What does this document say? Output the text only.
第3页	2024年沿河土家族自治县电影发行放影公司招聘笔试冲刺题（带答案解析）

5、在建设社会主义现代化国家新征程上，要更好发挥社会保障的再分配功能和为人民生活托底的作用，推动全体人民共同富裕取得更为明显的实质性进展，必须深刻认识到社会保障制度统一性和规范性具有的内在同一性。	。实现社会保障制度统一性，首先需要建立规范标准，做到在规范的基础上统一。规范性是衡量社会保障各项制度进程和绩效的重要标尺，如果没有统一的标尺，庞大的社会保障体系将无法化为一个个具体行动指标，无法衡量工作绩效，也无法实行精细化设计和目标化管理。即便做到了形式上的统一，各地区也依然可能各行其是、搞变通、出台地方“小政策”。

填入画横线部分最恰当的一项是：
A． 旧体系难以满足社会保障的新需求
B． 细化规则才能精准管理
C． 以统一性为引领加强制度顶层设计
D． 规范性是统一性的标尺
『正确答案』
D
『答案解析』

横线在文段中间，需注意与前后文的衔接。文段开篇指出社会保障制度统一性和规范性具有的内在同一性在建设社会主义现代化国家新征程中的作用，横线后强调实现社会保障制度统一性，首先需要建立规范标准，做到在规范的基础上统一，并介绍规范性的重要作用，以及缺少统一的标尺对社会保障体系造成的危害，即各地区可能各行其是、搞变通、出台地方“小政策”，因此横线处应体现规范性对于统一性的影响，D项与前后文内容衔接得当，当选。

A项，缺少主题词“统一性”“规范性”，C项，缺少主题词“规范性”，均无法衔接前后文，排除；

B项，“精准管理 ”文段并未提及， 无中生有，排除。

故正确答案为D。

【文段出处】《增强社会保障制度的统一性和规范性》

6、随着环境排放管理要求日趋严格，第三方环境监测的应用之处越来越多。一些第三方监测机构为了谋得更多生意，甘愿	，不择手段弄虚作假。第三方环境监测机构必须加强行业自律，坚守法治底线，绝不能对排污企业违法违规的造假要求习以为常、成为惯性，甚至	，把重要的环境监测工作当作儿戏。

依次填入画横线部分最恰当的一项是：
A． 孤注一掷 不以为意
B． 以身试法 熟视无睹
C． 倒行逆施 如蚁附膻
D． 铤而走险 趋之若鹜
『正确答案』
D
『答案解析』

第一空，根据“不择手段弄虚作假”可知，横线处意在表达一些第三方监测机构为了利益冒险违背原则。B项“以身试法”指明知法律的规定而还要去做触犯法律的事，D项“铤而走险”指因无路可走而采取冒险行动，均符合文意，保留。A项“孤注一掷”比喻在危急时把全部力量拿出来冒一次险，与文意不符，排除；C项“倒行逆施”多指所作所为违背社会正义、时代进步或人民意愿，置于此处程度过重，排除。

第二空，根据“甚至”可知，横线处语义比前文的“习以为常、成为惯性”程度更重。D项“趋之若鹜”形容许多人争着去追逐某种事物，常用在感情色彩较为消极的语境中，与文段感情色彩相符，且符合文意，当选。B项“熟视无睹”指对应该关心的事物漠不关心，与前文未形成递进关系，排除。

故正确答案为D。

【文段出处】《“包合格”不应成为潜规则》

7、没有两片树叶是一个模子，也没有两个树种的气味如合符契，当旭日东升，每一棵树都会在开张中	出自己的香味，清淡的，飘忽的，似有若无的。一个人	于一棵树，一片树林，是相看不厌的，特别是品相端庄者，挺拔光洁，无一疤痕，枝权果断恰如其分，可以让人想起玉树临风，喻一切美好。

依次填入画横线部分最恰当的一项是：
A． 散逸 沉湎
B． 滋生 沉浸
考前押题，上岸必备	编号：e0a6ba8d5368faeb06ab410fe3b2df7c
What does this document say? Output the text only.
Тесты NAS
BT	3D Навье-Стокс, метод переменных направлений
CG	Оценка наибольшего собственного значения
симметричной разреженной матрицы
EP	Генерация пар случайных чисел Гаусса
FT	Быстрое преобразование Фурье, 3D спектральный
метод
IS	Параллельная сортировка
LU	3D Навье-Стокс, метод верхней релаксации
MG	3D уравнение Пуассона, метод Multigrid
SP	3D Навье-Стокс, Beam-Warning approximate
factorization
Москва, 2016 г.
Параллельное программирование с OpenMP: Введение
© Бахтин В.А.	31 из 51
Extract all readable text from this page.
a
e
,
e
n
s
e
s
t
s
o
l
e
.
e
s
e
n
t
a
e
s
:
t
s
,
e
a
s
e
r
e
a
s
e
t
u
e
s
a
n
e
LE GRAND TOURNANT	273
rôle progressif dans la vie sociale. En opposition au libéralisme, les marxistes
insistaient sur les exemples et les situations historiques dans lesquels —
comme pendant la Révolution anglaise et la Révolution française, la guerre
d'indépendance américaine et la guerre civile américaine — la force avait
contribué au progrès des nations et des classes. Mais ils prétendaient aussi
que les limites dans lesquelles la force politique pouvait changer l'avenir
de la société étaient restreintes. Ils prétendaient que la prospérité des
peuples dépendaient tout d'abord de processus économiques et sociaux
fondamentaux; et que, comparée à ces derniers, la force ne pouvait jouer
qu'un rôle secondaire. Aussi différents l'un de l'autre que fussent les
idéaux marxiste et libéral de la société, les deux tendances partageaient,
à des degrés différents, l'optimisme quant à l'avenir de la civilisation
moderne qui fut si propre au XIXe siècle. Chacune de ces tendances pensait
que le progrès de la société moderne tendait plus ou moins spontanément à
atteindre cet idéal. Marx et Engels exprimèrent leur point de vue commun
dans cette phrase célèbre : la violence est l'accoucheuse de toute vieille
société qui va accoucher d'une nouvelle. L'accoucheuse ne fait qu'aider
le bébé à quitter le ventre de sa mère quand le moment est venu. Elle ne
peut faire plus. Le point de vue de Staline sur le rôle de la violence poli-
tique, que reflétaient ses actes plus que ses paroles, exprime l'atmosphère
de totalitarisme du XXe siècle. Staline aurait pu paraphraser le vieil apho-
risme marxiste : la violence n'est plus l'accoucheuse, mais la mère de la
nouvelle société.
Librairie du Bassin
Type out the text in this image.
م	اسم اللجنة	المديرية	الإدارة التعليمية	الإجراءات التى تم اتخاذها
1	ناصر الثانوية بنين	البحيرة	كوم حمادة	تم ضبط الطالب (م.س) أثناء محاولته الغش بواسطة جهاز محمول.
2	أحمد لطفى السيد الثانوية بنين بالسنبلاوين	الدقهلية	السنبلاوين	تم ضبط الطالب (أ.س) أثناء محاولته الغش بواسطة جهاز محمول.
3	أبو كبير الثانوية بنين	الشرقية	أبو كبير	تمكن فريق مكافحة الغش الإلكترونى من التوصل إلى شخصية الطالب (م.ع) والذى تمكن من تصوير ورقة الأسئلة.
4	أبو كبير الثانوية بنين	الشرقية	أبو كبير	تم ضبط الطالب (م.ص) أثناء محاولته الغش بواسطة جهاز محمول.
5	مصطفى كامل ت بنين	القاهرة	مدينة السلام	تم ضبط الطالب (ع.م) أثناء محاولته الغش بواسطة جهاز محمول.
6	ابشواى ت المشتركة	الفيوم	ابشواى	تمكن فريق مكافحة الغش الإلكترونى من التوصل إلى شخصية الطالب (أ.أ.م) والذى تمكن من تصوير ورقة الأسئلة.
-------
:: Set exercise ::
Copy out each line above, character for character.

:: Exercise answer ::
What does this document say? Output the text only.
第3页	2024年沿河土家族自治县电影发行放影公司招聘笔试冲刺题（带答案解析）

5、在建设社会主义现代化国家新征程上，要更好发挥社会保障的再分配功能和为人民生活托底的作用，推动全体人民共同富裕取得更为明显的实质性进展，必须深刻认识到社会保障制度统一性和规范性具有的内在同一性。	。实现社会保障制度统一性，首先需要建立规范标准，做到在规范的基础上统一。规范性是衡量社会保障各项制度进程和绩效的重要标尺，如果没有统一的标尺，庞大的社会保障体系将无法化为一个个具体行动指标，无法衡量工作绩效，也无法实行精细化设计和目标化管理。即便做到了形式上的统一，各地区也依然可能各行其是、搞变通、出台地方“小政策”。

填入画横线部分最恰当的一项是：
A． 旧体系难以满足社会保障的新需求
B． 细化规则才能精准管理
C． 以统一性为引领加强制度顶层设计
D． 规范性是统一性的标尺
『正确答案』
D
『答案解析』

横线在文段中间，需注意与前后文的衔接。文段开篇指出社会保障制度统一性和规范性具有的内在同一性在建设社会主义现代化国家新征程中的作用，横线后强调实现社会保障制度统一性，首先需要建立规范标准，做到在规范的基础上统一，并介绍规范性的重要作用，以及缺少统一的标尺对社会保障体系造成的危害，即各地区可能各行其是、搞变通、出台地方“小政策”，因此横线处应体现规范性对于统一性的影响，D项与前后文内容衔接得当，当选。

A项，缺少主题词“统一性”“规范性”，C项，缺少主题词“规范性”，均无法衔接前后文，排除；

B项，“精准管理 ”文段并未提及， 无中生有，排除。

故正确答案为D。

【文段出处】《增强社会保障制度的统一性和规范性》

6、随着环境排放管理要求日趋严格，第三方环境监测的应用之处越来越多。一些第三方监测机构为了谋得更多生意，甘愿	，不择手段弄虚作假。第三方环境监测机构必须加强行业自律，坚守法治底线，绝不能对排污企业违法违规的造假要求习以为常、成为惯性，甚至	，把重要的环境监测工作当作儿戏。

依次填入画横线部分最恰当的一项是：
A． 孤注一掷 不以为意
B． 以身试法 熟视无睹
C． 倒行逆施 如蚁附膻
D． 铤而走险 趋之若鹜
『正确答案』
D
『答案解析』

第一空，根据“不择手段弄虚作假”可知，横线处意在表达一些第三方监测机构为了利益冒险违背原则。B项“以身试法”指明知法律的规定而还要去做触犯法律的事，D项“铤而走险”指因无路可走而采取冒险行动，均符合文意，保留。A项“孤注一掷”比喻在危急时把全部力量拿出来冒一次险，与文意不符，排除；C项“倒行逆施”多指所作所为违背社会正义、时代进步或人民意愿，置于此处程度过重，排除。

第二空，根据“甚至”可知，横线处语义比前文的“习以为常、成为惯性”程度更重。D项“趋之若鹜”形容许多人争着去追逐某种事物，常用在感情色彩较为消极的语境中，与文段感情色彩相符，且符合文意，当选。B项“熟视无睹”指对应该关心的事物漠不关心，与前文未形成递进关系，排除。

故正确答案为D。

【文段出处】《“包合格”不应成为潜规则》

7、没有两片树叶是一个模子，也没有两个树种的气味如合符契，当旭日东升，每一棵树都会在开张中	出自己的香味，清淡的，飘忽的，似有若无的。一个人	于一棵树，一片树林，是相看不厌的，特别是品相端庄者，挺拔光洁，无一疤痕，枝权果断恰如其分，可以让人想起玉树临风，喻一切美好。

依次填入画横线部分最恰当的一项是：
A． 散逸 沉湎
B． 滋生 沉浸
考前押题，上岸必备	编号：e0a6ba8d5368faeb06ab410fe3b2df7c
What does this document say? Output the text only.
Тесты NAS
BT	3D Навье-Стокс, метод переменных направлений
CG	Оценка наибольшего собственного значения
симметричной разреженной матрицы
EP	Генерация пар случайных чисел Гаусса
FT	Быстрое преобразование Фурье, 3D спектральный
метод
IS	Параллельная сортировка
LU	3D Навье-Стокс, метод верхней релаксации
MG	3D уравнение Пуассона, метод Multigrid
SP	3D Навье-Стокс, Beam-Warning approximate
factorization
Москва, 2016 г.
Параллельное программирование с OpenMP: Введение
© Бахтин В.А.	31 из 51
Extract all readable text from this page.
a
e
,
e
n
s
e
s
t
s
o
l
e
.
e
s
e
n
t
a
e
s
:
t
s
,
e
a
s
e
r
e
a
s
e
t
u
e
s
a
n
e
LE GRAND TOURNANT	273
rôle progressif dans la vie sociale. En opposition au libéralisme, les marxistes
insistaient sur les exemples et les situations historiques dans lesquels —
comme pendant la Révolution anglaise et la Révolution française, la guerre
d'indépendance américaine et la guerre civile américaine — la force avait
contribué au progrès des nations et des classes. Mais ils prétendaient aussi
que les limites dans lesquelles la force politique pouvait changer l'avenir
de la société étaient restreintes. Ils prétendaient que la prospérité des
peuples dépendaient tout d'abord de processus économiques et sociaux
fondamentaux; et que, comparée à ces derniers, la force ne pouvait jouer
qu'un rôle secondaire. Aussi différents l'un de l'autre que fussent les
idéaux marxiste et libéral de la société, les deux tendances partageaient,
à des degrés différents, l'optimisme quant à l'avenir de la civilisation
moderne qui fut si propre au XIXe siècle. Chacune de ces tendances pensait
que le progrès de la société moderne tendait plus ou moins spontanément à
atteindre cet idéal. Marx et Engels exprimèrent leur point de vue commun
dans cette phrase célèbre : la violence est l'accoucheuse de toute vieille
société qui va accoucher d'une nouvelle. L'accoucheuse ne fait qu'aider
le bébé à quitter le ventre de sa mère quand le moment est venu. Elle ne
peut faire plus. Le point de vue de Staline sur le rôle de la violence poli-
tique, que reflétaient ses actes plus que ses paroles, exprime l'atmosphère
de totalitarisme du XXe siècle. Staline aurait pu paraphraser le vieil apho-
risme marxiste : la violence n'est plus l'accoucheuse, mais la mère de la
nouvelle société.
Librairie du Bassin
Type out the text in this image.
م	اسم اللجنة	المديرية	الإدارة التعليمية	الإجراءات التى تم اتخاذها
1	ناصر الثانوية بنين	البحيرة	كوم حمادة	تم ضبط الطالب (م.س) أثناء محاولته الغش بواسطة جهاز محمول.
2	أحمد لطفى السيد الثانوية بنين بالسنبلاوين	الدقهلية	السنبلاوين	تم ضبط الطالب (أ.س) أثناء محاولته الغش بواسطة جهاز محمول.
3	أبو كبير الثانوية بنين	الشرقية	أبو كبير	تمكن فريق مكافحة الغش الإلكترونى من التوصل إلى شخصية الطالب (م.ع) والذى تمكن من تصوير ورقة الأسئلة.
4	أبو كبير الثانوية بنين	الشرقية	أبو كبير	تم ضبط الطالب (م.ص) أثناء محاولته الغش بواسطة جهاز محمول.
5	مصطفى كامل ت بنين	القاهرة	مدينة السلام	تم ضبط الطالب (ع.م) أثناء محاولته الغش بواسطة جهاز محمول.
6	ابشواى ت المشتركة	الفيوم	ابشواى	تمكن فريق مكافحة الغش الإلكترونى من التوصل إلى شخصية الطالب (أ.أ.م) والذى تمكن من تصوير ورقة الأسئلة.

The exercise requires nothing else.